● **Prompt**:
Starting at the line that contains "Give me a plain-text", copy each line through the final one exactly as written.

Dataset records
^^^^
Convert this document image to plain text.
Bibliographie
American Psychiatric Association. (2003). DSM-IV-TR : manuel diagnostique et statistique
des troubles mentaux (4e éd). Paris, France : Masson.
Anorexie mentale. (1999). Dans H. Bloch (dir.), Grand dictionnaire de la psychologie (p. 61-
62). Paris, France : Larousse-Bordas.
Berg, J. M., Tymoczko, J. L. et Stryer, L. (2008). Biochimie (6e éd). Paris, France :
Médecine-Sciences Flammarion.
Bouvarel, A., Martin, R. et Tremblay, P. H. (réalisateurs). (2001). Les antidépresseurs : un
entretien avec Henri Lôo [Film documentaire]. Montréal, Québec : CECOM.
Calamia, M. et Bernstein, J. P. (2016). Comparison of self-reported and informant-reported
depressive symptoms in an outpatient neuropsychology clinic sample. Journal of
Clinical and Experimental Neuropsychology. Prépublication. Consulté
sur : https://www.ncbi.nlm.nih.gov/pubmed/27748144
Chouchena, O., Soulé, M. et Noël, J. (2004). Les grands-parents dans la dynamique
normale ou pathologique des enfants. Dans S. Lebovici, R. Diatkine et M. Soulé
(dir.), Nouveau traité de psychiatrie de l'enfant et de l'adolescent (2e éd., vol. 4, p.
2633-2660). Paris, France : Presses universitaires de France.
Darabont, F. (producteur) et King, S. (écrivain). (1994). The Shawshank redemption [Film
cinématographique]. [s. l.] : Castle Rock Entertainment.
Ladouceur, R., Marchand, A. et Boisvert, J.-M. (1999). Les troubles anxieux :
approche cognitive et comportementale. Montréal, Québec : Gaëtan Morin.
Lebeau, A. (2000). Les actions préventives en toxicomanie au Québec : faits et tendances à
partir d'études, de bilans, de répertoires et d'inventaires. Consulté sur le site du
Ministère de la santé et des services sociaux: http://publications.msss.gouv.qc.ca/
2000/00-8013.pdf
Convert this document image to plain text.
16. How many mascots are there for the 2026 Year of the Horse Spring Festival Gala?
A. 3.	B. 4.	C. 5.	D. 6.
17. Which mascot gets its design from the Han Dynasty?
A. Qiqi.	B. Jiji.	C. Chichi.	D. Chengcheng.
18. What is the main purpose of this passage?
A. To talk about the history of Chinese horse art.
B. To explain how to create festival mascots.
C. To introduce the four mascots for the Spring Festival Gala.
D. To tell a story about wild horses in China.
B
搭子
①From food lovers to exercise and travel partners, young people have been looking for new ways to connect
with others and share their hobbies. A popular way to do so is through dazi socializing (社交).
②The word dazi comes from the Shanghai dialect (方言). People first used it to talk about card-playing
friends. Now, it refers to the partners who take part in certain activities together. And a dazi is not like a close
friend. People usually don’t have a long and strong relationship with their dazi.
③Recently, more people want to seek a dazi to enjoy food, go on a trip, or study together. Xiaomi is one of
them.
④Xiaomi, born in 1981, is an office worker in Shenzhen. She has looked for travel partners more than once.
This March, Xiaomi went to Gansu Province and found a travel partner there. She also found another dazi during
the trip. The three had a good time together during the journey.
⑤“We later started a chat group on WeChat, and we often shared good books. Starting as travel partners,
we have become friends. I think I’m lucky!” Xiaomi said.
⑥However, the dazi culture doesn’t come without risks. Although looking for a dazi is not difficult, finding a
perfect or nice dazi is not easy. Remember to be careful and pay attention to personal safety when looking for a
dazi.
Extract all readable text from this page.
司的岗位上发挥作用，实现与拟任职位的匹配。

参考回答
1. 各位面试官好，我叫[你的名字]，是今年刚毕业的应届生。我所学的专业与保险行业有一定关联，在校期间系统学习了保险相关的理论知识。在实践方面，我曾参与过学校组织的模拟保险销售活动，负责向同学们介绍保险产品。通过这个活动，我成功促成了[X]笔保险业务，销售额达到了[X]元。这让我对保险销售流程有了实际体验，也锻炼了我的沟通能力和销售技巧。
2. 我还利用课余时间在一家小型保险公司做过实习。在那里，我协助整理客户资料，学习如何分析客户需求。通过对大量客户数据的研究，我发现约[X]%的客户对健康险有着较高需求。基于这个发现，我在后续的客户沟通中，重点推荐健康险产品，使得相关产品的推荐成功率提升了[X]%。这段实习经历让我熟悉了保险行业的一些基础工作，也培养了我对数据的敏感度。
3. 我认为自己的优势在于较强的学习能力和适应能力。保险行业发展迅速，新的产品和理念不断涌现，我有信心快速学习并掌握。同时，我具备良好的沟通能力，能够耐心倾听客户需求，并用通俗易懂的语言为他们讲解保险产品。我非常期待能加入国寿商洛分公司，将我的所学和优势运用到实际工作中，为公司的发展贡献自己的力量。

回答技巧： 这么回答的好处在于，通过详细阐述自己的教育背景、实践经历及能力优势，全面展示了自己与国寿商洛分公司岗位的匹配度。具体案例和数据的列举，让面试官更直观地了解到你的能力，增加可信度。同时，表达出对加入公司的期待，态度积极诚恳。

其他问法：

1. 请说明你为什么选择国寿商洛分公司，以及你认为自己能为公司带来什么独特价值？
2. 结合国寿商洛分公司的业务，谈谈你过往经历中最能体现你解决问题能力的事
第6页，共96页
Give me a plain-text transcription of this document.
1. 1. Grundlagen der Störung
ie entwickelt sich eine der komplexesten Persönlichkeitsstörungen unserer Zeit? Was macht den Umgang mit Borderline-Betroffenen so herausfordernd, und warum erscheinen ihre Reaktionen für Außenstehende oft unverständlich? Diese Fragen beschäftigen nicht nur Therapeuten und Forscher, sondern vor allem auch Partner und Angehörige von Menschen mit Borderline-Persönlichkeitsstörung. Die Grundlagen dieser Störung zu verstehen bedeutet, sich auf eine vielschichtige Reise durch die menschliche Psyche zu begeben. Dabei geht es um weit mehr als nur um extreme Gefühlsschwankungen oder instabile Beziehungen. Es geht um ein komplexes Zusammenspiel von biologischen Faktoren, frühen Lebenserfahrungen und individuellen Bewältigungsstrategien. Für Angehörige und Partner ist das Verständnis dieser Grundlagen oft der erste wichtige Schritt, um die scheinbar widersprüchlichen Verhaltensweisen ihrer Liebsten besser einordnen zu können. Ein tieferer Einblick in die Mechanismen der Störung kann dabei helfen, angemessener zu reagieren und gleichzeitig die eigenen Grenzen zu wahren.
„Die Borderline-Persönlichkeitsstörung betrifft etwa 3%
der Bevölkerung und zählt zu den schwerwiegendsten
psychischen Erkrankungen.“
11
^^^^
● **Solution**:
Give me a plain-text transcription of this document.
1. 1. Grundlagen der Störung
ie entwickelt sich eine der komplexesten Persönlichkeitsstörungen unserer Zeit? Was macht den Umgang mit Borderline-Betroffenen so herausfordernd, und warum erscheinen ihre Reaktionen für Außenstehende oft unverständlich? Diese Fragen beschäftigen nicht nur Therapeuten und Forscher, sondern vor allem auch Partner und Angehörige von Menschen mit Borderline-Persönlichkeitsstörung. Die Grundlagen dieser Störung zu verstehen bedeutet, sich auf eine vielschichtige Reise durch die menschliche Psyche zu begeben. Dabei geht es um weit mehr als nur um extreme Gefühlsschwankungen oder instabile Beziehungen. Es geht um ein komplexes Zusammenspiel von biologischen Faktoren, frühen Lebenserfahrungen und individuellen Bewältigungsstrategien. Für Angehörige und Partner ist das Verständnis dieser Grundlagen oft der erste wichtige Schritt, um die scheinbar widersprüchlichen Verhaltensweisen ihrer Liebsten besser einordnen zu können. Ein tieferer Einblick in die Mechanismen der Störung kann dabei helfen, angemessener zu reagieren und gleichzeitig die eigenen Grenzen zu wahren.
„Die Borderline-Persönlichkeitsstörung betrifft etwa 3%
der Bevölkerung und zählt zu den schwerwiegendsten
psychischen Erkrankungen.“
11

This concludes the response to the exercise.